(Data records)
(begin)
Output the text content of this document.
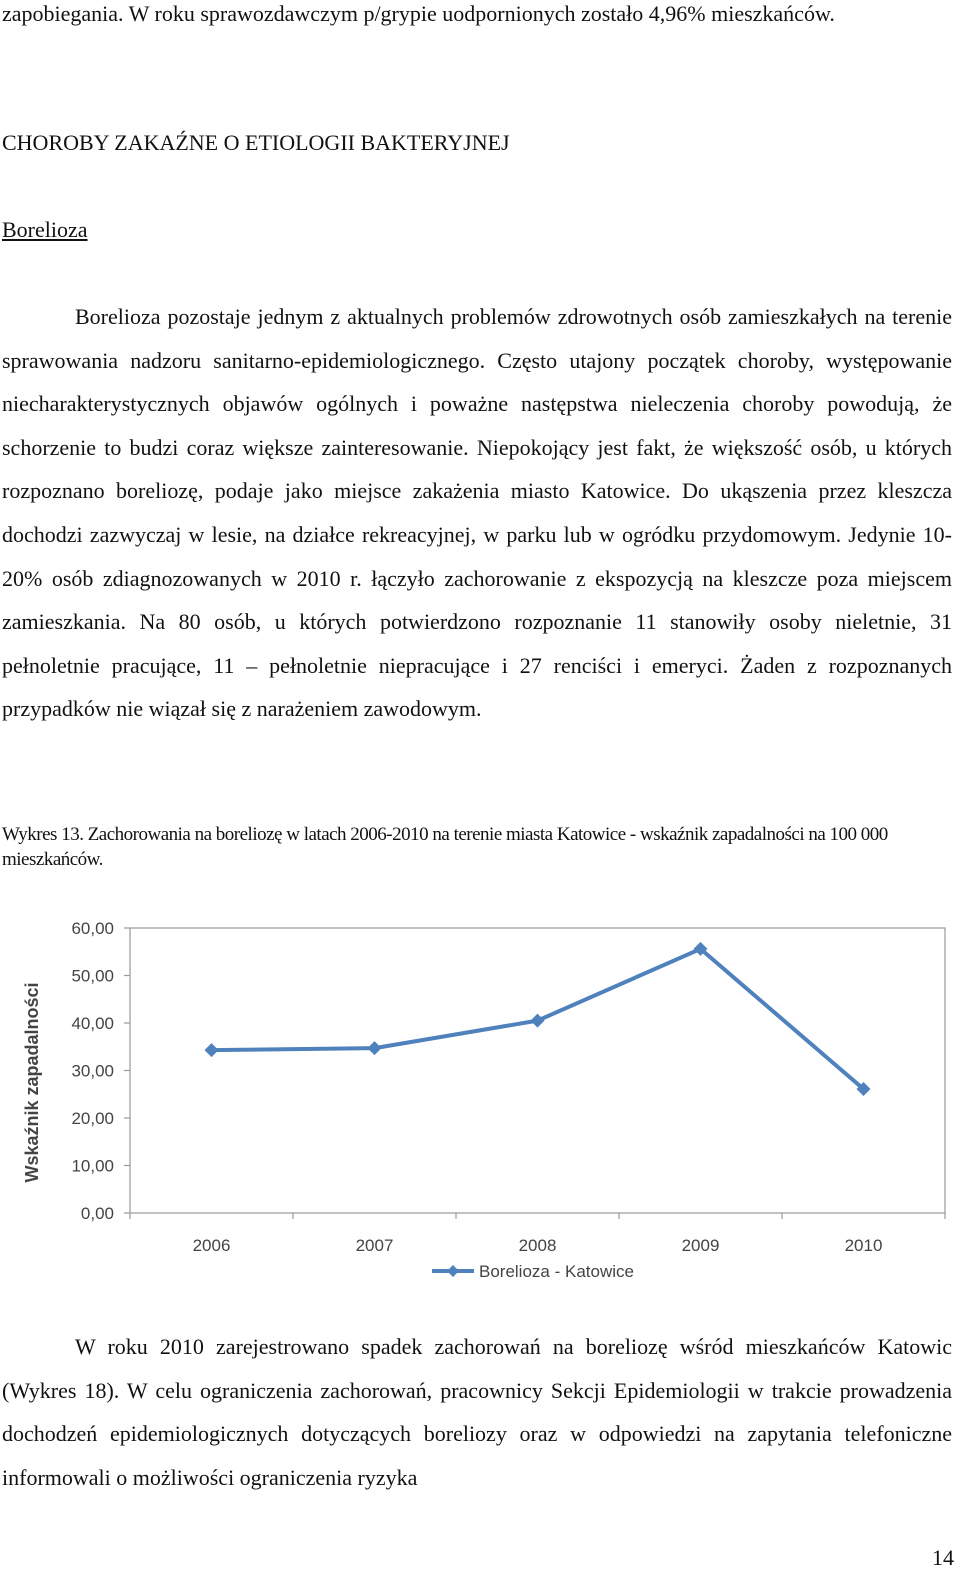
zapobiegania. W roku sprawozdawczym p/grypie uodpornionych zostało 4,96% mieszkańców.

CHOROBY ZAKAŹNE O ETIOLOGII BAKTERYJNEJ
Borelioza

Borelioza pozostaje jednym z aktualnych problemów zdrowotnych osób zamieszkałych na terenie sprawowania nadzoru sanitarno-epidemiologicznego. Często utajony początek choroby, występowanie niecharakterystycznych objawów ogólnych i poważne następstwa nieleczenia choroby powodują, że schorzenie to budzi coraz większe zainteresowanie. Niepokojący jest fakt, że większość osób, u których rozpoznano boreliozę, podaje jako miejsce zakażenia miasto Katowice. Do ukąszenia przez kleszcza dochodzi zazwyczaj w lesie, na działce rekreacyjnej, w parku lub w ogródku przydomowym. Jedynie 10-20% osób zdiagnozowanych w 2010 r. łączyło zachorowanie z ekspozycją na kleszcze poza miejscem zamieszkania. Na 80 osób, u których potwierdzono rozpoznanie 11 stanowiły osoby nieletnie, 31 pełnoletnie pracujące, 11 – pełnoletnie niepracujące i 27 renciści i emeryci. Żaden z rozpoznanych przypadków nie wiązał się z narażeniem zawodowym.

Wykres 13. Zachorowania na boreliozę w latach 2006-2010 na terenie miasta Katowice - wskaźnik zapadalności na 100 000 mieszkańców.

0,00
10,00
20,00
30,00
40,00
50,00
60,00
2006	2007	2008	2009	2010
Wskaźnik zapadalności
Borelioza - Katowice

W roku 2010 zarejestrowano spadek zachorowań na boreliozę wśród mieszkańców Katowic (Wykres 18). W celu ograniczenia zachorowań, pracownicy Sekcji Epidemiologii w trakcie prowadzenia dochodzeń epidemiologicznych dotyczących boreliozy oraz w odpowiedzi na zapytania telefoniczne informowali o możliwości ograniczenia ryzyka

14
(end)
Identify the lines in the entries above that contain "zapadalności", then copy them out.

[Problem solution]
Wykres 13. Zachorowania na boreliozę w latach 2006-2010 na terenie miasta Katowice - wskaźnik zapadalności na 100 000 mieszkańców.
Wskaźnik zapadalności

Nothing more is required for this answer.